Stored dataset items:
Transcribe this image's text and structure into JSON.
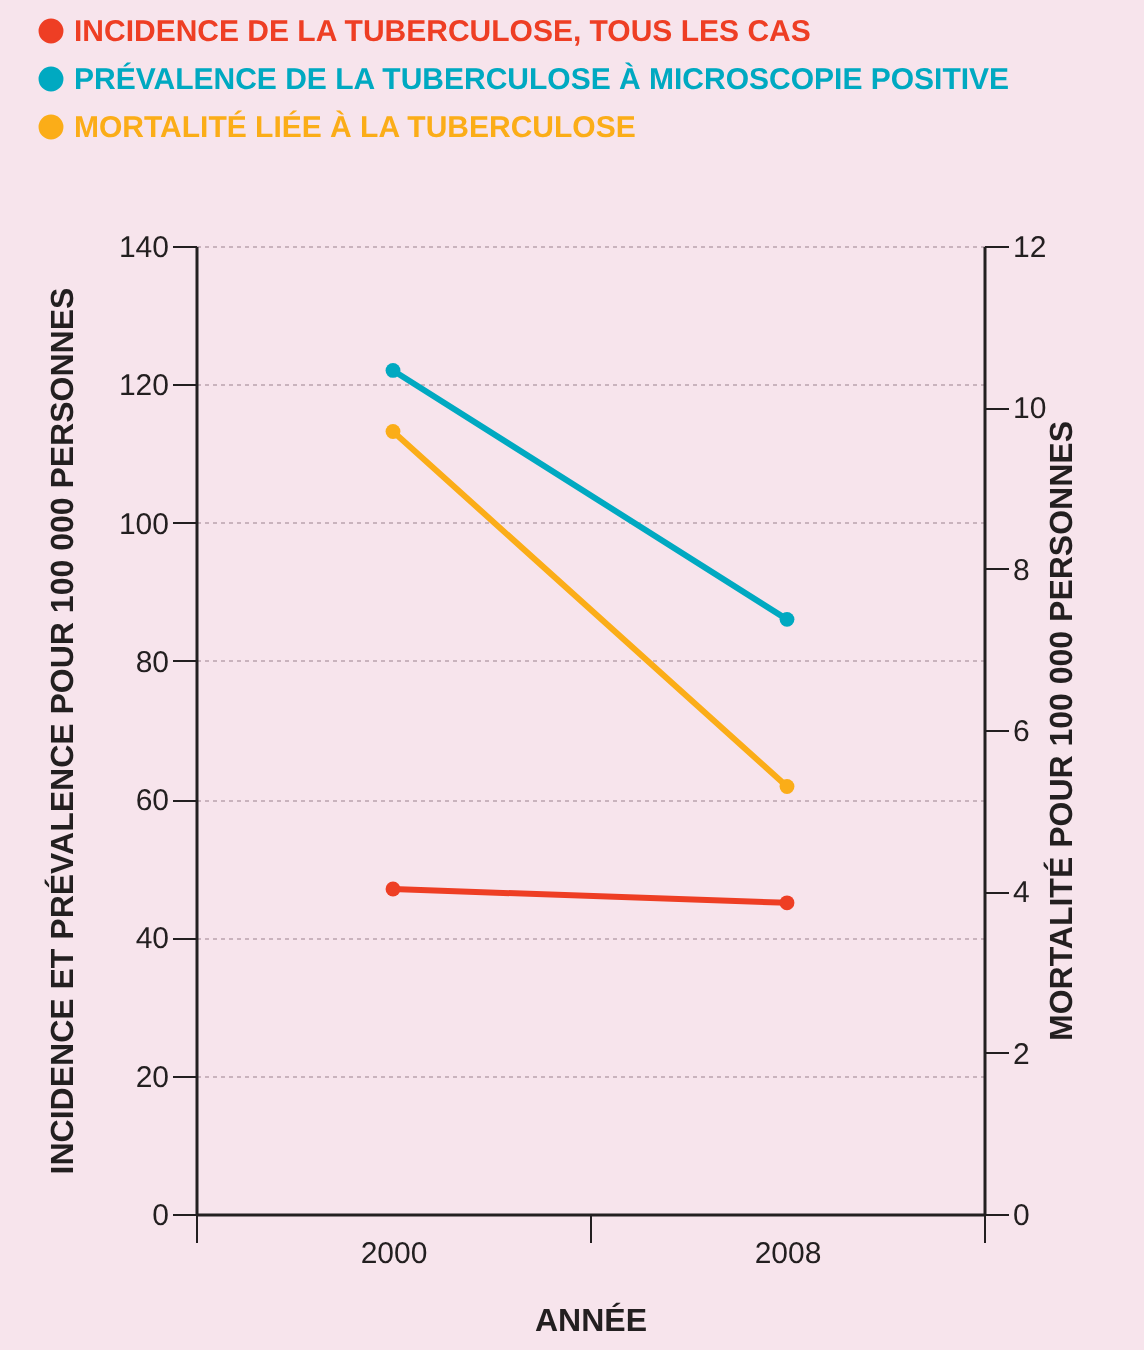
{
  "chart_data": {
    "type": "line",
    "xlabel": "ANNÉE",
    "ylabel": "INCIDENCE ET PRÉVALENCE POUR 100 000 PERSONNES",
    "y2label": "MORTALITÉ POUR 100 000 PERSONNES",
    "categories": [
      "2000",
      "2008"
    ],
    "series": [
      {
        "name": "INCIDENCE DE LA TUBERCULOSE, TOUS LES CAS",
        "color": "#ee3e24",
        "values": [
          47,
          45
        ]
      },
      {
        "name": "PRÉVALENCE DE LA TUBERCULOSE À MICROSCOPIE POSITIVE",
        "color": "#00a9c1",
        "values": [
          122,
          86
        ]
      },
      {
        "name": "MORTALITÉ LIÉE À LA TUBERCULOSE",
        "color": "#fbad18",
        "values": [
          9.7,
          5.3
        ],
        "axis": "y2"
      }
    ],
    "ylim": [
      0,
      140
    ],
    "yticks": [
      0,
      20,
      40,
      60,
      80,
      100,
      120,
      140
    ],
    "y2lim": [
      0,
      12
    ],
    "y2ticks": [
      0,
      2,
      4,
      6,
      8,
      10,
      12
    ],
    "grid": "y",
    "legend": "top left",
    "marker": "circle",
    "line_style": "solid"
  }
}
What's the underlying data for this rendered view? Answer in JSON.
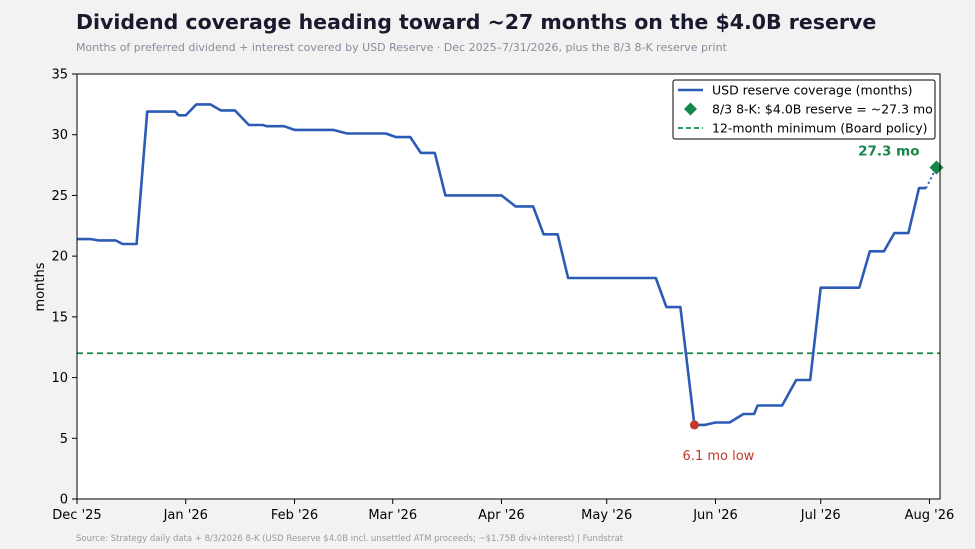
{
  "header": {
    "title": "Dividend coverage heading toward ~27 months on the $4.0B reserve",
    "subtitle": "Months of preferred dividend + interest covered by USD Reserve · Dec 2025–7/31/2026, plus the 8/3 8-K reserve print"
  },
  "footer": {
    "source": "Source: Strategy daily data + 8/3/2026 8-K (USD Reserve $4.0B incl. unsettled ATM proceeds; ~$1.75B div+interest) | Fundstrat"
  },
  "colors": {
    "series": "#2c5bb5",
    "marker": "#16874a",
    "threshold": "#16874a",
    "low": "#c0392b"
  },
  "chart_data": {
    "type": "line",
    "ylabel": "months",
    "ylim": [
      0,
      35
    ],
    "yticks": [
      0,
      5,
      10,
      15,
      20,
      25,
      30,
      35
    ],
    "xlim": [
      "2025-12-01",
      "2026-08-04"
    ],
    "xticks": [
      {
        "date": "2025-12-01",
        "label": "Dec '25"
      },
      {
        "date": "2026-01-01",
        "label": "Jan '26"
      },
      {
        "date": "2026-02-01",
        "label": "Feb '26"
      },
      {
        "date": "2026-03-01",
        "label": "Mar '26"
      },
      {
        "date": "2026-04-01",
        "label": "Apr '26"
      },
      {
        "date": "2026-05-01",
        "label": "May '26"
      },
      {
        "date": "2026-06-01",
        "label": "Jun '26"
      },
      {
        "date": "2026-07-01",
        "label": "Jul '26"
      },
      {
        "date": "2026-08-01",
        "label": "Aug '26"
      }
    ],
    "grid": false,
    "legend_position": "top-right",
    "series": [
      {
        "name": "USD reserve coverage (months)",
        "points": [
          [
            "2025-12-01",
            21.4
          ],
          [
            "2025-12-05",
            21.4
          ],
          [
            "2025-12-07",
            21.3
          ],
          [
            "2025-12-12",
            21.3
          ],
          [
            "2025-12-14",
            21.0
          ],
          [
            "2025-12-18",
            21.0
          ],
          [
            "2025-12-21",
            31.9
          ],
          [
            "2025-12-29",
            31.9
          ],
          [
            "2025-12-30",
            31.6
          ],
          [
            "2026-01-01",
            31.6
          ],
          [
            "2026-01-04",
            32.5
          ],
          [
            "2026-01-08",
            32.5
          ],
          [
            "2026-01-11",
            32.0
          ],
          [
            "2026-01-15",
            32.0
          ],
          [
            "2026-01-19",
            30.8
          ],
          [
            "2026-01-23",
            30.8
          ],
          [
            "2026-01-24",
            30.7
          ],
          [
            "2026-01-29",
            30.7
          ],
          [
            "2026-02-01",
            30.4
          ],
          [
            "2026-02-12",
            30.4
          ],
          [
            "2026-02-16",
            30.1
          ],
          [
            "2026-02-21",
            30.1
          ],
          [
            "2026-02-27",
            30.1
          ],
          [
            "2026-03-02",
            29.8
          ],
          [
            "2026-03-06",
            29.8
          ],
          [
            "2026-03-09",
            28.5
          ],
          [
            "2026-03-13",
            28.5
          ],
          [
            "2026-03-16",
            25.0
          ],
          [
            "2026-03-23",
            25.0
          ],
          [
            "2026-04-01",
            25.0
          ],
          [
            "2026-04-05",
            24.1
          ],
          [
            "2026-04-10",
            24.1
          ],
          [
            "2026-04-13",
            21.8
          ],
          [
            "2026-04-17",
            21.8
          ],
          [
            "2026-04-20",
            18.2
          ],
          [
            "2026-04-27",
            18.2
          ],
          [
            "2026-05-15",
            18.2
          ],
          [
            "2026-05-18",
            15.8
          ],
          [
            "2026-05-22",
            15.8
          ],
          [
            "2026-05-26",
            6.1
          ],
          [
            "2026-05-29",
            6.1
          ],
          [
            "2026-06-01",
            6.3
          ],
          [
            "2026-06-05",
            6.3
          ],
          [
            "2026-06-09",
            7.0
          ],
          [
            "2026-06-12",
            7.0
          ],
          [
            "2026-06-13",
            7.7
          ],
          [
            "2026-06-20",
            7.7
          ],
          [
            "2026-06-24",
            9.8
          ],
          [
            "2026-06-28",
            9.8
          ],
          [
            "2026-07-01",
            17.4
          ],
          [
            "2026-07-12",
            17.4
          ],
          [
            "2026-07-15",
            20.4
          ],
          [
            "2026-07-19",
            20.4
          ],
          [
            "2026-07-22",
            21.9
          ],
          [
            "2026-07-26",
            21.9
          ],
          [
            "2026-07-29",
            25.6
          ],
          [
            "2026-07-31",
            25.6
          ]
        ]
      }
    ],
    "marker": {
      "name": "8/3 8-K: $4.0B reserve = ~27.3 mo",
      "date": "2026-08-03",
      "value": 27.3,
      "label": "27.3 mo"
    },
    "threshold": {
      "name": "12-month minimum (Board policy)",
      "value": 12
    },
    "low_point": {
      "date": "2026-05-26",
      "value": 6.1,
      "label": "6.1 mo low"
    }
  }
}
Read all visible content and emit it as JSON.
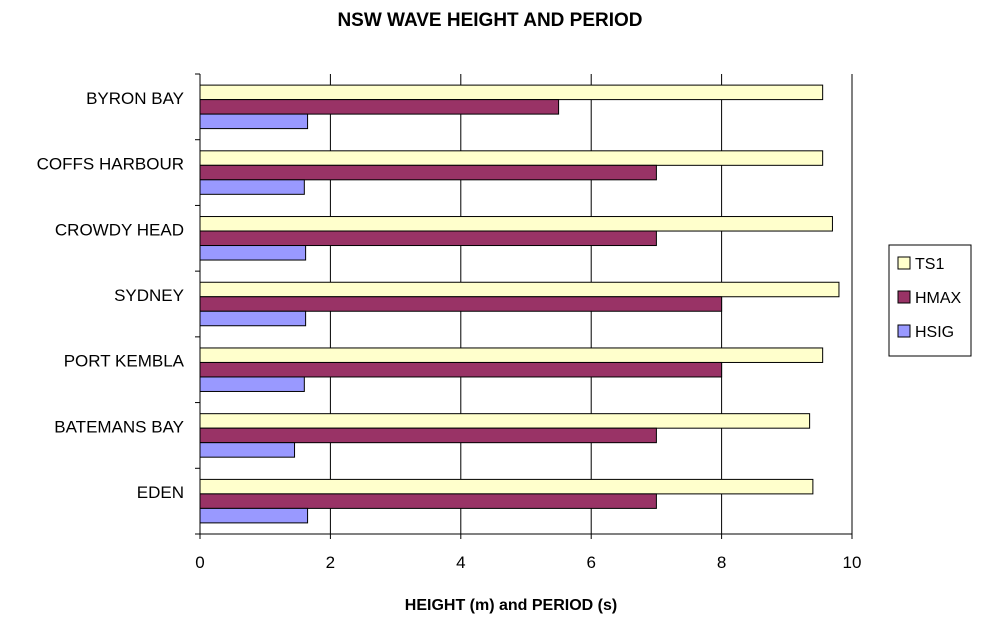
{
  "chart_data": {
    "type": "bar",
    "orientation": "horizontal",
    "title": "NSW WAVE HEIGHT AND PERIOD",
    "xlabel": "HEIGHT (m) and PERIOD (s)",
    "ylabel": "",
    "xlim": [
      0,
      10
    ],
    "xticks": [
      "0",
      "2",
      "4",
      "6",
      "8",
      "10"
    ],
    "grid": true,
    "legend_position": "right",
    "categories": [
      "BYRON BAY",
      "COFFS HARBOUR",
      "CROWDY HEAD",
      "SYDNEY",
      "PORT KEMBLA",
      "BATEMANS BAY",
      "EDEN"
    ],
    "series": [
      {
        "name": "TS1",
        "color": "#FFFFCC",
        "values": [
          9.55,
          9.55,
          9.7,
          9.8,
          9.55,
          9.35,
          9.4
        ]
      },
      {
        "name": "HMAX",
        "color": "#993366",
        "values": [
          5.5,
          7.0,
          7.0,
          8.0,
          8.0,
          7.0,
          7.0
        ]
      },
      {
        "name": "HSIG",
        "color": "#9999FF",
        "values": [
          1.65,
          1.6,
          1.62,
          1.62,
          1.6,
          1.45,
          1.65
        ]
      }
    ]
  }
}
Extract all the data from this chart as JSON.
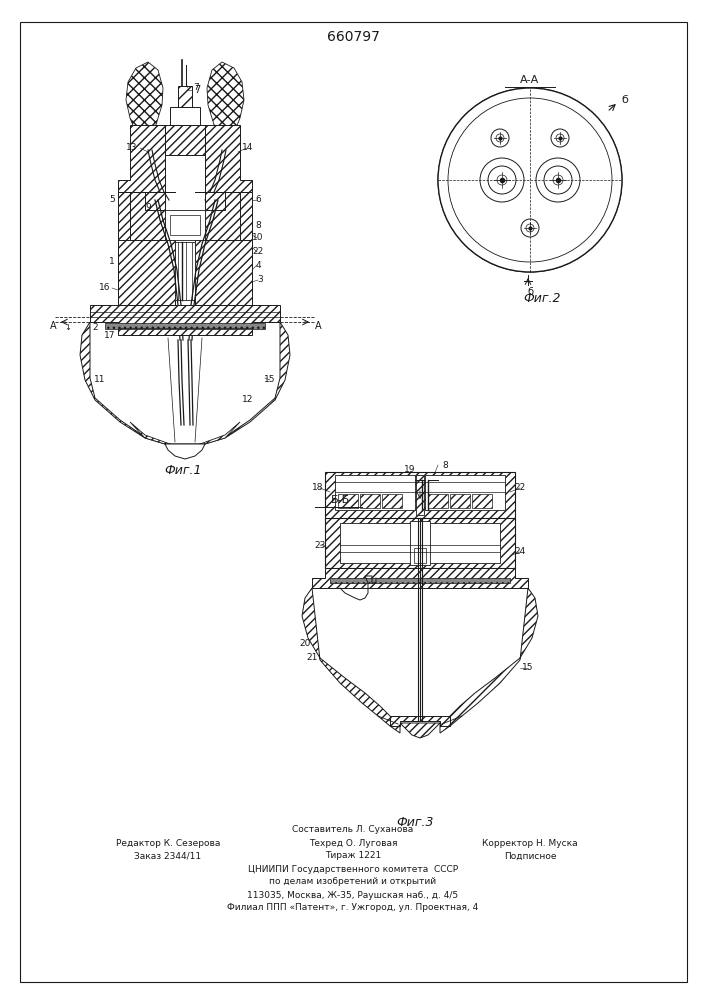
{
  "patent_number": "660797",
  "bg": "#ffffff",
  "lc": "#1a1a1a",
  "fig1_caption": "Фиг.1",
  "fig2_caption": "Фиг.2",
  "fig3_caption": "Фиг.3",
  "section_aa": "А-А",
  "section_bb": "Б-Б",
  "footer": {
    "line1_center": "Составитель Л. Суханова",
    "line2_left": "Редактор К. Сезерова",
    "line2_mid": "Техред О. Луговая",
    "line2_right": "Корректор Н. Муска",
    "line3_left": "Заказ 2344/11",
    "line3_mid": "Тираж 1221",
    "line3_right": "Подписное",
    "line4": "ЦНИИПИ Государственного комитета  СССР",
    "line5": "по делам изобретений и открытий",
    "line6": "113035, Москва, Ж-35, Раушская наб., д. 4/5",
    "line7": "Филиал ППП «Патент», г. Ужгород, ул. Проектная, 4"
  }
}
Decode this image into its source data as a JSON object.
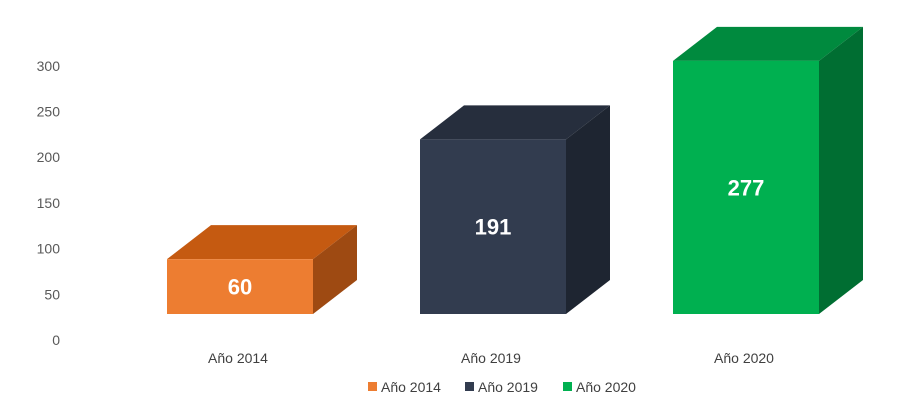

Required work -
Gather up the lines containing the word "JSON" from these records and copy them.

Written response -
Transcribe this image's text and structure into JSON.
What's the underlying data for this rendered view? Answer in JSON.
Read all visible content and emit it as JSON.
Extract all the data from this chart as JSON.
Decode this image into its source data as a JSON object.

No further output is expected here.